◆ What the task asks:
Report the number of lines that include "quella", with no additional text.

Begin Material shown

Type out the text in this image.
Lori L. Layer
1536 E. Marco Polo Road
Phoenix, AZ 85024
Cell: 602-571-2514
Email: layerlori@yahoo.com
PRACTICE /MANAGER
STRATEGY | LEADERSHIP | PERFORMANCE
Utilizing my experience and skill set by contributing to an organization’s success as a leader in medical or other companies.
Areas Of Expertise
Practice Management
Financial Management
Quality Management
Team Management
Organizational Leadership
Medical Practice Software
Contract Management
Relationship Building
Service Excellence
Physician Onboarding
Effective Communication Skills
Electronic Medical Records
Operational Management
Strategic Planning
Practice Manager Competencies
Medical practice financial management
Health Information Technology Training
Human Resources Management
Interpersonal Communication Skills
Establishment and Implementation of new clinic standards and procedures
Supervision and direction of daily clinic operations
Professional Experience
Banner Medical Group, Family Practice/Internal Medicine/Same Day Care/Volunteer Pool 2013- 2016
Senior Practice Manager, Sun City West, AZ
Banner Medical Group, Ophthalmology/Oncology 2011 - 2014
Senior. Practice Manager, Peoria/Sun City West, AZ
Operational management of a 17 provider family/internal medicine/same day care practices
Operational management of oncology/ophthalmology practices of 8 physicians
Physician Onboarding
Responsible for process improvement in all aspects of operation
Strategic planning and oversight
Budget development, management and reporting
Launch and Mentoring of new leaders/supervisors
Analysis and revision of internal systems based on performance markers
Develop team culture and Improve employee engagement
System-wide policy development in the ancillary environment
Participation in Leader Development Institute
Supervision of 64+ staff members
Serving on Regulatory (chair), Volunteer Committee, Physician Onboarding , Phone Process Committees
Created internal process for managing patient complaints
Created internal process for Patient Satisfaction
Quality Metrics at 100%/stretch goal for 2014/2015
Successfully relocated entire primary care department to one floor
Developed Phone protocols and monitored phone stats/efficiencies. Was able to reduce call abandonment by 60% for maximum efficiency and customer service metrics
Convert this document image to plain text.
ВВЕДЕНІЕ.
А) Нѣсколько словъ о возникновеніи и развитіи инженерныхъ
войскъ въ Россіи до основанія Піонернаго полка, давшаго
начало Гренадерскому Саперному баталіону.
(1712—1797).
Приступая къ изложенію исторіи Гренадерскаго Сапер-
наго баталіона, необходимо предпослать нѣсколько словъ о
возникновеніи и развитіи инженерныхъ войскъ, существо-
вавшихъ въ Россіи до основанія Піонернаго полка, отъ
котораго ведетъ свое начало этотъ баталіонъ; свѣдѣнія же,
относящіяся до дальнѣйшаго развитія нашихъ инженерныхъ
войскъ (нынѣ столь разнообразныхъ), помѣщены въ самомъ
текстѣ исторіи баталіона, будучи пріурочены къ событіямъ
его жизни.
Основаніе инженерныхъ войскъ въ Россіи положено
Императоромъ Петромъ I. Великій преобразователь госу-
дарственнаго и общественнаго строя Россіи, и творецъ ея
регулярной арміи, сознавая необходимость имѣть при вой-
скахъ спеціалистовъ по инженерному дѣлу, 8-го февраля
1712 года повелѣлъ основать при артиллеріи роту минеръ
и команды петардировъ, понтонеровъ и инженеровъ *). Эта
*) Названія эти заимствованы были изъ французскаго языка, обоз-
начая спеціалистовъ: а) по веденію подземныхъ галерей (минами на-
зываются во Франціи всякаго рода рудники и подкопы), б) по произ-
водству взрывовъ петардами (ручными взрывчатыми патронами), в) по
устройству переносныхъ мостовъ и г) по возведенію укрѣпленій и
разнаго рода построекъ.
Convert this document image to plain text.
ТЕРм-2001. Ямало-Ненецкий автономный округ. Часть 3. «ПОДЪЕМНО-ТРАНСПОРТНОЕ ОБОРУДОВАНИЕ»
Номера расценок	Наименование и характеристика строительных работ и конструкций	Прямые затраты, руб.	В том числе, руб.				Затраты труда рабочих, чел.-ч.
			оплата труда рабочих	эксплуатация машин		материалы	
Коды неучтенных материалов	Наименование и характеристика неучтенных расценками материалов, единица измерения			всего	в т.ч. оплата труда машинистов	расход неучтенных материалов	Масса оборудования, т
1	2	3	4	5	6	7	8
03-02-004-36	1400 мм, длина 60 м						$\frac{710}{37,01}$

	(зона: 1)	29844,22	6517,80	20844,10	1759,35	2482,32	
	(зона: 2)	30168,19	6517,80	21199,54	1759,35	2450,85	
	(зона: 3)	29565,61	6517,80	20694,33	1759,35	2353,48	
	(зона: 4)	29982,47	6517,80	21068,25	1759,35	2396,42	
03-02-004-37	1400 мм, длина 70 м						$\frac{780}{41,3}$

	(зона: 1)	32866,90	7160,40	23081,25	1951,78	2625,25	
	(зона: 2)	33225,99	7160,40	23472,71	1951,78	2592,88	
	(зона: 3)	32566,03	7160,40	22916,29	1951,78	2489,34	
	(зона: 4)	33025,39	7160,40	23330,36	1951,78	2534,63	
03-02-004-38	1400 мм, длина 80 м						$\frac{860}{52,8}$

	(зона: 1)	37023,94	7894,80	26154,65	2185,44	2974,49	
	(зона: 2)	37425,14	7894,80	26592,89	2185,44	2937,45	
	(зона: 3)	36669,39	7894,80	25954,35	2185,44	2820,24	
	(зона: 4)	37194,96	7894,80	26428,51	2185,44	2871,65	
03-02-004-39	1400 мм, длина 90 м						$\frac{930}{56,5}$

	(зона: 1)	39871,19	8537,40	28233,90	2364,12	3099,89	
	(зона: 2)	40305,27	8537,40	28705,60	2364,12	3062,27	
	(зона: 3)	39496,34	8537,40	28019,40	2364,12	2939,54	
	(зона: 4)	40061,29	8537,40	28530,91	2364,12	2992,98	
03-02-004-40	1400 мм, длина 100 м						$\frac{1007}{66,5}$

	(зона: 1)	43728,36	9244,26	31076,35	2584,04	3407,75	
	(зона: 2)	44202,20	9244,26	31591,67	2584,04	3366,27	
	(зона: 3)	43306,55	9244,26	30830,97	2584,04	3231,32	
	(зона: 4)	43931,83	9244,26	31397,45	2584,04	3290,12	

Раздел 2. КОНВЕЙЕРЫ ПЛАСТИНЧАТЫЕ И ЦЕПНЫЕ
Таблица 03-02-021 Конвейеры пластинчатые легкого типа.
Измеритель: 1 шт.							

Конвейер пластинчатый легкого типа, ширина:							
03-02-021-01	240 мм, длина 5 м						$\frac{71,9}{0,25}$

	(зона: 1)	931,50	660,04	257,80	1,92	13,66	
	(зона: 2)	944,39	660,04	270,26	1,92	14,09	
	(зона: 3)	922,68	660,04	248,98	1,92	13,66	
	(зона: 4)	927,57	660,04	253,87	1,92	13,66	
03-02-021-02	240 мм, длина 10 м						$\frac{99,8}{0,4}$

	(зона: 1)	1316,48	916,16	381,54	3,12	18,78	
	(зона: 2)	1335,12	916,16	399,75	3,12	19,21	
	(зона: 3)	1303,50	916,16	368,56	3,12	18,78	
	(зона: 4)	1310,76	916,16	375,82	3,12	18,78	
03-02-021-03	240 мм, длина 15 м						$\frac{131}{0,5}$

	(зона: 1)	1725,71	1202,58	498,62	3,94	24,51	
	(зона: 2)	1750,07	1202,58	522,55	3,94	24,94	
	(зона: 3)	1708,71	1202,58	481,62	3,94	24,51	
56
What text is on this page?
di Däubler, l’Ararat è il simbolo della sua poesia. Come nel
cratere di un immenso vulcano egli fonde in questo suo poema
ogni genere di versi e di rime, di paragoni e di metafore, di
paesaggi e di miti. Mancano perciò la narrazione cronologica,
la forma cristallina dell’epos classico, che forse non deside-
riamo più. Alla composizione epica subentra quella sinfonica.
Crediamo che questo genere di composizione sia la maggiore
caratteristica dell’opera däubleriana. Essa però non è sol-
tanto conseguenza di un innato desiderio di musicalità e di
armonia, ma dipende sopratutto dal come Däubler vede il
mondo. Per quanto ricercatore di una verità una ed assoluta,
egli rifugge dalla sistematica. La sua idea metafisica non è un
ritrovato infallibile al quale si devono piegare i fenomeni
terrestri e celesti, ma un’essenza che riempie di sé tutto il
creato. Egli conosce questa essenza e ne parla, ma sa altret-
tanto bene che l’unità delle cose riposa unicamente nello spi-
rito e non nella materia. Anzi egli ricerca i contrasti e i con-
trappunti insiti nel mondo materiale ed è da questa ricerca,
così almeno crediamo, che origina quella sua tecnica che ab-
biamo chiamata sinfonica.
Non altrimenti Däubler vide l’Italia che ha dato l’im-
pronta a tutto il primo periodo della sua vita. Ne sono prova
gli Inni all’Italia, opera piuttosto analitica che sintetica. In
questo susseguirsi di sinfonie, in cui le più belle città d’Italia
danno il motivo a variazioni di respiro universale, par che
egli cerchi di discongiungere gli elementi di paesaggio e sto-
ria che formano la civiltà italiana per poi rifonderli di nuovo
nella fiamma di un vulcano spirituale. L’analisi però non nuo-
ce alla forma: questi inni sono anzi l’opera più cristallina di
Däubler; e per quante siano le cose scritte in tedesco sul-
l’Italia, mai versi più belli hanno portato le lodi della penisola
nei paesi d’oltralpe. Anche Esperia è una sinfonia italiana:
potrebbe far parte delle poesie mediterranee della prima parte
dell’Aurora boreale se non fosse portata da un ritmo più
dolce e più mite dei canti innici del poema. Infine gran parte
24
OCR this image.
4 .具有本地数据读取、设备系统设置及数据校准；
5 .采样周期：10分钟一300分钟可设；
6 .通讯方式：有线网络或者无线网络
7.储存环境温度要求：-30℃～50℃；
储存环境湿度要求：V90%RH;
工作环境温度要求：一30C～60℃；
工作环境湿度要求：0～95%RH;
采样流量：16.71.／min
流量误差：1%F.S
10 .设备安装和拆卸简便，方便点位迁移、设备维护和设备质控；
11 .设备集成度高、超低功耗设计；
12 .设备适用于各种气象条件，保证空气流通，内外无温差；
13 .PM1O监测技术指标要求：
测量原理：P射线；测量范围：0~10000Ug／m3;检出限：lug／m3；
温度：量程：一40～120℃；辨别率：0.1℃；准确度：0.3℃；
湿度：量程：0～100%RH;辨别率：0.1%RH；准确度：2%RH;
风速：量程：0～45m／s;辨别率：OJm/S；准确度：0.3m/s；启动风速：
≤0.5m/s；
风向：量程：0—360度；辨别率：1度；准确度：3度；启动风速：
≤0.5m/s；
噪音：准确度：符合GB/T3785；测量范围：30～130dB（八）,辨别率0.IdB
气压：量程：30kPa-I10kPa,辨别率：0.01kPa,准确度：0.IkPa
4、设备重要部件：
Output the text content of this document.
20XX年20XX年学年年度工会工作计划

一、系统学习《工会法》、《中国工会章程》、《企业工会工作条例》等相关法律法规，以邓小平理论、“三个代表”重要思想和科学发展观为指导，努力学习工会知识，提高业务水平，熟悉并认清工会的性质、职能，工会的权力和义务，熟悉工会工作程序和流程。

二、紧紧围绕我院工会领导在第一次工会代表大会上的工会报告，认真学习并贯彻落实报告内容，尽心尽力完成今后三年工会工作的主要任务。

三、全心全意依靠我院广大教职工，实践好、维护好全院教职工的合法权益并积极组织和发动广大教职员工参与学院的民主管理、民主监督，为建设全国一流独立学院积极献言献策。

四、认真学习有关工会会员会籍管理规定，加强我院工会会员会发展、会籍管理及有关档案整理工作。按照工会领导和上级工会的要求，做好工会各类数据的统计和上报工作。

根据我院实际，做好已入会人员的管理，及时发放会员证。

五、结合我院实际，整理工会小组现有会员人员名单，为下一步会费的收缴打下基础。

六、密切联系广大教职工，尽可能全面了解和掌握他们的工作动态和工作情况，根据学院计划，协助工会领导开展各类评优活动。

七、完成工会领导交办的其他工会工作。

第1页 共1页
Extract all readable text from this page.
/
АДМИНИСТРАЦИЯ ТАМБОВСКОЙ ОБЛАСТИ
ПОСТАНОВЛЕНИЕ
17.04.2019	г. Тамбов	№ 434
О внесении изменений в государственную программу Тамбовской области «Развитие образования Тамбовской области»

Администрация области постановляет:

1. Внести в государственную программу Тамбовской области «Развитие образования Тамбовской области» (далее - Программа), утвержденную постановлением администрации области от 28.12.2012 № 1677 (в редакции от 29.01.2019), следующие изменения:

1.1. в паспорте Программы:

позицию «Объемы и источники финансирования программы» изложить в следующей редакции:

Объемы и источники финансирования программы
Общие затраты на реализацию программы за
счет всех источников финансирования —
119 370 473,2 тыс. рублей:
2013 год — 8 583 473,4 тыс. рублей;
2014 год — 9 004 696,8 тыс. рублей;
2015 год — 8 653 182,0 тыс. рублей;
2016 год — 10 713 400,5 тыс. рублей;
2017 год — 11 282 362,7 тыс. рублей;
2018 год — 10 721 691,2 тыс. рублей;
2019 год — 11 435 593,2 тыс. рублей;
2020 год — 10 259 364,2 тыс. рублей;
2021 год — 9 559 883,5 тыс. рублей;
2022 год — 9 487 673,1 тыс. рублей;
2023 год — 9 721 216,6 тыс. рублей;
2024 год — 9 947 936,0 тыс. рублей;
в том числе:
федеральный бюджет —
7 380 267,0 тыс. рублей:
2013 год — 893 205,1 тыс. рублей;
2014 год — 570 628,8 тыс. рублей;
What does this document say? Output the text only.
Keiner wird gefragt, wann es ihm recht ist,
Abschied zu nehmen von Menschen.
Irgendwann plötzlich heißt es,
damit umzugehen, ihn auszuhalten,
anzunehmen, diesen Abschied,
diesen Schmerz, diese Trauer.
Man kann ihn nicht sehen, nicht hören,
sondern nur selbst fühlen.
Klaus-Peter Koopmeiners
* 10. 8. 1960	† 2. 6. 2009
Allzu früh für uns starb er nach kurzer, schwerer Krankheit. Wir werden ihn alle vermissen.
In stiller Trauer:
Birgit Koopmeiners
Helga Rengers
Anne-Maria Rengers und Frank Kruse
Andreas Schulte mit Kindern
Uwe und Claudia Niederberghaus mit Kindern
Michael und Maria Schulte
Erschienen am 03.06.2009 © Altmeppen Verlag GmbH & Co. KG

End Material shown

◆ Solution below:
2